INFORMATION PROVIDED:
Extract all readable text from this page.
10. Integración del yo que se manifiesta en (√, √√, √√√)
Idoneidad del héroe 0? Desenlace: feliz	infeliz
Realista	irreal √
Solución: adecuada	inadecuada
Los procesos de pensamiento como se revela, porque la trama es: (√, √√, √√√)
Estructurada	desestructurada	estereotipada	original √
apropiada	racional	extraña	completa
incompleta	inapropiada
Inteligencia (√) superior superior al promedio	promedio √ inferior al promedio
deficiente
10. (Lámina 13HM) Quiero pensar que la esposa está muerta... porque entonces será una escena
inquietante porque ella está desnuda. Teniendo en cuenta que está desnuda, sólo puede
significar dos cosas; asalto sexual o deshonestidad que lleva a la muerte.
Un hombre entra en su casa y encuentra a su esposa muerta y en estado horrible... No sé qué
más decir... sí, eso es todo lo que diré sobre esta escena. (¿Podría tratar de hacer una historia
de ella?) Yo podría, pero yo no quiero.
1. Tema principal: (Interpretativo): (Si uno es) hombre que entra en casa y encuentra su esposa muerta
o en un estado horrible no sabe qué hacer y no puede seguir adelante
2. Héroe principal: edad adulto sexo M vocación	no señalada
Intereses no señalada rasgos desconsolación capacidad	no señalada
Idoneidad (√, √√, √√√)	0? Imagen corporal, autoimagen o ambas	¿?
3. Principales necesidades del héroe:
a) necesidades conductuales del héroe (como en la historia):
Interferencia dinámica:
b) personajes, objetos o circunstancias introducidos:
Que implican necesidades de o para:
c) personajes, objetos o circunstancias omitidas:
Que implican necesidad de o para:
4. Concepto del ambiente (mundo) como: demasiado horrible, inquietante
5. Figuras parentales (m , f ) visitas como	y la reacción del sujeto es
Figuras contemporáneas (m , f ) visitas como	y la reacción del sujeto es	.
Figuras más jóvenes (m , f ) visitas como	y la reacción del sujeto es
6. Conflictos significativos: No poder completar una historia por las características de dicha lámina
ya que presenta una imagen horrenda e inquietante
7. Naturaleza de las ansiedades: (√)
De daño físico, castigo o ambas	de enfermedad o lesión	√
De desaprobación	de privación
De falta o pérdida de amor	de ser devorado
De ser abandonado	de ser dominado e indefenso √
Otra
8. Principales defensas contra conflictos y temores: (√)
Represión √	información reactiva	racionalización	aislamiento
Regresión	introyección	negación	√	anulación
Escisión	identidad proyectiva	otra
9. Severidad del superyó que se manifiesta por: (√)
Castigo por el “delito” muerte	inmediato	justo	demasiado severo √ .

BRIEF:
Write out every entry verbatim.

OUTPUT OF THE EXERCISE:
Extract all readable text from this page.
10. Integración del yo que se manifiesta en (√, √√, √√√)
Idoneidad del héroe 0? Desenlace: feliz	infeliz
Realista	irreal √
Solución: adecuada	inadecuada
Los procesos de pensamiento como se revela, porque la trama es: (√, √√, √√√)
Estructurada	desestructurada	estereotipada	original √
apropiada	racional	extraña	completa
incompleta	inapropiada
Inteligencia (√) superior superior al promedio	promedio √ inferior al promedio
deficiente
10. (Lámina 13HM) Quiero pensar que la esposa está muerta... porque entonces será una escena
inquietante porque ella está desnuda. Teniendo en cuenta que está desnuda, sólo puede
significar dos cosas; asalto sexual o deshonestidad que lleva a la muerte.
Un hombre entra en su casa y encuentra a su esposa muerta y en estado horrible... No sé qué
más decir... sí, eso es todo lo que diré sobre esta escena. (¿Podría tratar de hacer una historia
de ella?) Yo podría, pero yo no quiero.
1. Tema principal: (Interpretativo): (Si uno es) hombre que entra en casa y encuentra su esposa muerta
o en un estado horrible no sabe qué hacer y no puede seguir adelante
2. Héroe principal: edad adulto sexo M vocación	no señalada
Intereses no señalada rasgos desconsolación capacidad	no señalada
Idoneidad (√, √√, √√√)	0? Imagen corporal, autoimagen o ambas	¿?
3. Principales necesidades del héroe:
a) necesidades conductuales del héroe (como en la historia):
Interferencia dinámica:
b) personajes, objetos o circunstancias introducidos:
Que implican necesidades de o para:
c) personajes, objetos o circunstancias omitidas:
Que implican necesidad de o para:
4. Concepto del ambiente (mundo) como: demasiado horrible, inquietante
5. Figuras parentales (m , f ) visitas como	y la reacción del sujeto es
Figuras contemporáneas (m , f ) visitas como	y la reacción del sujeto es	.
Figuras más jóvenes (m , f ) visitas como	y la reacción del sujeto es
6. Conflictos significativos: No poder completar una historia por las características de dicha lámina
ya que presenta una imagen horrenda e inquietante
7. Naturaleza de las ansiedades: (√)
De daño físico, castigo o ambas	de enfermedad o lesión	√
De desaprobación	de privación
De falta o pérdida de amor	de ser devorado
De ser abandonado	de ser dominado e indefenso √
Otra
8. Principales defensas contra conflictos y temores: (√)
Represión √	información reactiva	racionalización	aislamiento
Regresión	introyección	negación	√	anulación
Escisión	identidad proyectiva	otra
9. Severidad del superyó que se manifiesta por: (√)
Castigo por el “delito” muerte	inmediato	justo	demasiado severo √ .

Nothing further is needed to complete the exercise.